*TEXT SECTION*
┌──
Archive for the ‘Protective Marking’ Category

SharePoint and Protective Marking Systems

Wednesday, November 25th, 2009

In the past few years we’ve seen a number of countries and governments make classification and marking of government information mandatory. The first country moving aggressively in this area was the Australian government which adopted the Australian Email Protective Marking Standard in 2005. This standard required that all email generated by federal agencies be classified and protectively marked (text in the email subject line shows the classification). The stadard included all email, not just secret or classified material. This meant that all unclassified email also had to be classified. This resulted in an email environment where all government employees could quickly understand the sensitivity of the information they were handling, resulting in less inadvertant data loss.

The UK has also moved agressively in this area in recent years. The UK Protective Marking Standard is part of the UK government’s security policy. The Protective Marking System (often referred to as the Government Protective Marking System/Scheme or GPMS) is the Government’s policy to ensure that access to information and other assets is correctly managed and safeguarded to an agreed and proportionate level throughout their lifecycle, including creation, storage, transmission and destruction. Departments and Agencies must apply the Protective Marking System and the necessary controls and technical measures as outlined in the framework. The Protective Marking System comprises five markings. In descending order of sensitivity (HMG Security Policy Framework v.3.0 Oct 09) they are: TOP SECRET, SECRET, CONFIDENTIAL, RESTRICTED and PROTECT. The term ‘UNCLASSIFIED’ or ‘NOT PROTECTIVELY MARKED’ may be used to indicate positively that a protective marking is not needed.

The US is also finalizing a Presedential Directive called Controlled Unclassified Information that would require much of the US government’s unclassified information to be protectively marked.

SharePoint can assist in the classification and marking of documents to comply with Protective Marking Standards. A custom column called Classification can be added to SharePoint document libraries and lists and the user can be forced to classify the document when they are saved or uploaded into SharePoint.

In addition to classifying the documents as they are added to SharePoint, Titus Labs provides solutions which ensure full compliance with marking standards. Titus Labs Document Marking for SharePoint solution ensures that all documents contain the required visual markings (headers and footers) clearly indicating the classification of the documents. As documents are saved or uploaded to SharePoint, the Document Marking for SharePoint solution will automatically add the require markings to the document based on the value in the classification column. For instance, if a document is classified as Confidential, the software will place a "Confidential" marking in the header and footer of the document. The software will apply markings one document at a time, or in batch if several or hundreds of documents are added to SharePoint at once. This ensures that as employees work with documents in the SharePoint environment, the documents will always contain a protective marking, even if the document is removed from SharePoint and sent via email.

Titus Labs’ Metadata Security for SharePoint product provides additional security for information stored in SharePoint based on their metadata tags. In a Protective Marking environment, information can be secured and filtered in SharePoint based on the protective marking. For example, if a document library contains some Unclassified and some Confidential information, the Metadata Security for SharePoint product can ensure that only some users will be able to see the Confidential Information. Users not cleared for Confidential material will only see the Unclassified material when they access the document library. This solutions helps government agencies comply with the requirement that access to protectively marked assets is only granted on the basis of the ‘need to know’ principle.
└──
*RECORDED DATA*
┌──
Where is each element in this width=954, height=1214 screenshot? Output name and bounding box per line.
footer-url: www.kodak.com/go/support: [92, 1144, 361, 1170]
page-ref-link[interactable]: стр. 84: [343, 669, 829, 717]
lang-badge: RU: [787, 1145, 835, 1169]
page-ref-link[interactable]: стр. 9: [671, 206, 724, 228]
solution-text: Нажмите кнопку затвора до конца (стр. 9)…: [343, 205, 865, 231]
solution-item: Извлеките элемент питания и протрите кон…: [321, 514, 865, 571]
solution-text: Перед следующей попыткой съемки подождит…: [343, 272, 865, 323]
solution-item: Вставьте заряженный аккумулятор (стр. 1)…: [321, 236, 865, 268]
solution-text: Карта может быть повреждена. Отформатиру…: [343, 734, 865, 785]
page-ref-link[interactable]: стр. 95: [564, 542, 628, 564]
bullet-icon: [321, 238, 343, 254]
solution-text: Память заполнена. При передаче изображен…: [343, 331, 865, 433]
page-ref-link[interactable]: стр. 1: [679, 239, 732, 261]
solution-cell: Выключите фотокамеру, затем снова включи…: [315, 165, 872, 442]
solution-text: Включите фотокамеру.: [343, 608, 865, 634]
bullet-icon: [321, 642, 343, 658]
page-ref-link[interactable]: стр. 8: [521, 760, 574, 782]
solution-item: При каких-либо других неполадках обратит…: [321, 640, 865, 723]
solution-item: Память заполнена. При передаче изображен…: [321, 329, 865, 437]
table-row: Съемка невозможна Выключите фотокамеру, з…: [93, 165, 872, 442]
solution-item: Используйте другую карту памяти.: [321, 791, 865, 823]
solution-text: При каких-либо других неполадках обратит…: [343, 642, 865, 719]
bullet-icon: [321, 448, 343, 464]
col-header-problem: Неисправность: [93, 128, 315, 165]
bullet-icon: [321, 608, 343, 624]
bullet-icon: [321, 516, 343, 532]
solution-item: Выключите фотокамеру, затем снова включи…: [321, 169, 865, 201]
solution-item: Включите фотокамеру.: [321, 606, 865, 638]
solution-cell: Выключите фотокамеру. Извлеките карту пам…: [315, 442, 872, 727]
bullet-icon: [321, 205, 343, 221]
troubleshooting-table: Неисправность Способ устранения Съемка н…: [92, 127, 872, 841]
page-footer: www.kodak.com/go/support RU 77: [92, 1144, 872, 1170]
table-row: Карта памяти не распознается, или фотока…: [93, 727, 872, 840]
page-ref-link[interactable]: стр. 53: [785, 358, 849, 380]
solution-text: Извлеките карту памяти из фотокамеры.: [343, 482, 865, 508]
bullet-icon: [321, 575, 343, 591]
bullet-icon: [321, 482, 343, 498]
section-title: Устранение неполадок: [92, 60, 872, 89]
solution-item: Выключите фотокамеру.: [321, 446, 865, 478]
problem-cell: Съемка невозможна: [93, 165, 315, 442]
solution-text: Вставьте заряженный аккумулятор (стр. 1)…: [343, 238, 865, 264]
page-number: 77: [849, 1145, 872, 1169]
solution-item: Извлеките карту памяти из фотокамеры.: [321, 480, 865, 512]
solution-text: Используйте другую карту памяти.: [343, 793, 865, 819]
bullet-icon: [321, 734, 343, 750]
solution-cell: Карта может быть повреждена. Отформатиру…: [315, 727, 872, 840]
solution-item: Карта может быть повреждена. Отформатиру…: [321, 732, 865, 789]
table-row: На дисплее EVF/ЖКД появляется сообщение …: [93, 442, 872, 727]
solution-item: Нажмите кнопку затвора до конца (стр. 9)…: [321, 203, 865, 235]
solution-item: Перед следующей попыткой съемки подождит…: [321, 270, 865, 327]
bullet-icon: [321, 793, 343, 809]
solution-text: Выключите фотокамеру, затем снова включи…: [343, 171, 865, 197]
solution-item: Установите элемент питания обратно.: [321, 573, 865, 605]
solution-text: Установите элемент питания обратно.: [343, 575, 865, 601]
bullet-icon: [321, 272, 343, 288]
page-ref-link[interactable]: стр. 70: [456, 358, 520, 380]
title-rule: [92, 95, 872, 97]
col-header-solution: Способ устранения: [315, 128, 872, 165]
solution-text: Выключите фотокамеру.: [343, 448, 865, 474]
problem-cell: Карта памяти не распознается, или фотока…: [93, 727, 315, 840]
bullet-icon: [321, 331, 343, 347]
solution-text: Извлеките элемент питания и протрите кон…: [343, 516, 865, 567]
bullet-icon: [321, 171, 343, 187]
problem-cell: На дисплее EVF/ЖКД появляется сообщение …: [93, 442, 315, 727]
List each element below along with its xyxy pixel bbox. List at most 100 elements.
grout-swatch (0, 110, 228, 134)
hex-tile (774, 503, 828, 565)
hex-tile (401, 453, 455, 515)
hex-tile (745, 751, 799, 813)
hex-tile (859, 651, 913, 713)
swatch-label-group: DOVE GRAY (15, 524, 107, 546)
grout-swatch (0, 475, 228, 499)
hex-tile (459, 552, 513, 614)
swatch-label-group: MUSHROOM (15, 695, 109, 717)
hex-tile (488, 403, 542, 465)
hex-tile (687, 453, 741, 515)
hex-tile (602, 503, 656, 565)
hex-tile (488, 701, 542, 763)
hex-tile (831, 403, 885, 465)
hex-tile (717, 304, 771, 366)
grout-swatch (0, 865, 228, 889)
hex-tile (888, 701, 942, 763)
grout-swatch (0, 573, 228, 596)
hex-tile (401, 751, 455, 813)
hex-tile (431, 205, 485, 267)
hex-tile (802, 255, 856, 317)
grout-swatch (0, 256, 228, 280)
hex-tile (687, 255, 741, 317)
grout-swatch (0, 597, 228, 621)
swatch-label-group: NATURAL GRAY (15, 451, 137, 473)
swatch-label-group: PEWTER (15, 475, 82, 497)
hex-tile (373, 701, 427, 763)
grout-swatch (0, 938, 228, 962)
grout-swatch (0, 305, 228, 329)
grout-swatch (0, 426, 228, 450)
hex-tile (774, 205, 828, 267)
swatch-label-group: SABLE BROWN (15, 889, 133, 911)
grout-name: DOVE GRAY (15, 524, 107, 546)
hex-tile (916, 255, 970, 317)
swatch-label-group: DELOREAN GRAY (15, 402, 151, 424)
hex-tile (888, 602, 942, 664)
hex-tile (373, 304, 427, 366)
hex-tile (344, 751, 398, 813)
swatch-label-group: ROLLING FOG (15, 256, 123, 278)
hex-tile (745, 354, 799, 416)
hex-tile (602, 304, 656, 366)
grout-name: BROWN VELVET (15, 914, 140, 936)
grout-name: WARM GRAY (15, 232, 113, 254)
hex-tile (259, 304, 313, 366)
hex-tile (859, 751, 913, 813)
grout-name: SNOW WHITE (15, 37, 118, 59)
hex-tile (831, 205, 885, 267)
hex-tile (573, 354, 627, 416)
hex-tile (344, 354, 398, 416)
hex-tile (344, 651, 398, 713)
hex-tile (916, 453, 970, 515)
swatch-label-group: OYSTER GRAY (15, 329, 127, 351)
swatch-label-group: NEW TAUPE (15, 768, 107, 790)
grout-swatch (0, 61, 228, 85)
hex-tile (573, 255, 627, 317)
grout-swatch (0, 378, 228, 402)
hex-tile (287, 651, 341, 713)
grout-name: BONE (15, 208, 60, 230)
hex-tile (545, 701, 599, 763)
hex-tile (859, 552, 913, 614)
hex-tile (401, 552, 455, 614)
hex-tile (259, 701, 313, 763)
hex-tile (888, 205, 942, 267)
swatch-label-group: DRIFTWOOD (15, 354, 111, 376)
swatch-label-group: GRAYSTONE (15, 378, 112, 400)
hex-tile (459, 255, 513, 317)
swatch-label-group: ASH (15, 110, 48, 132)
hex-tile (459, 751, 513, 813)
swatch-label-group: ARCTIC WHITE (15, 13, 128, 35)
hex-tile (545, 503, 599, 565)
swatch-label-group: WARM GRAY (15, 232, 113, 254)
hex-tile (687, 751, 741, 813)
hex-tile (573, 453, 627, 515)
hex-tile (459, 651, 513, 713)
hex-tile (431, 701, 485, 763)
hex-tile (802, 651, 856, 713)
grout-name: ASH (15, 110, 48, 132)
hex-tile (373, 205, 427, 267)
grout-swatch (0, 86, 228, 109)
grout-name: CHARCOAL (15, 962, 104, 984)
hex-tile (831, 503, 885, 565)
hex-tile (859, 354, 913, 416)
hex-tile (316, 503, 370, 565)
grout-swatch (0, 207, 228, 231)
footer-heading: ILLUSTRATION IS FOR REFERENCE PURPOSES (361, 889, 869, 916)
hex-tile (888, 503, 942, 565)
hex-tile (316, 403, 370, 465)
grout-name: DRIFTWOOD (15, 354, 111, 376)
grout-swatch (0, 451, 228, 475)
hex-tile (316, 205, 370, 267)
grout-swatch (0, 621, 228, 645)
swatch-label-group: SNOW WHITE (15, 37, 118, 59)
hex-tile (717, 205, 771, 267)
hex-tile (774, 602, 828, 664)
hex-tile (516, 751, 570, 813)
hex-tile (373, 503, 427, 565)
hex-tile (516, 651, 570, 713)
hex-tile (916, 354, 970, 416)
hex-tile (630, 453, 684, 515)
└──
The post on SharePoint and protective marking systems lists the five markings of the UK Protective Marking System. What are they, in descending order of sensitivity?

TOP SECRET, SECRET, CONFIDENTIAL, RESTRICTED and PROTECT.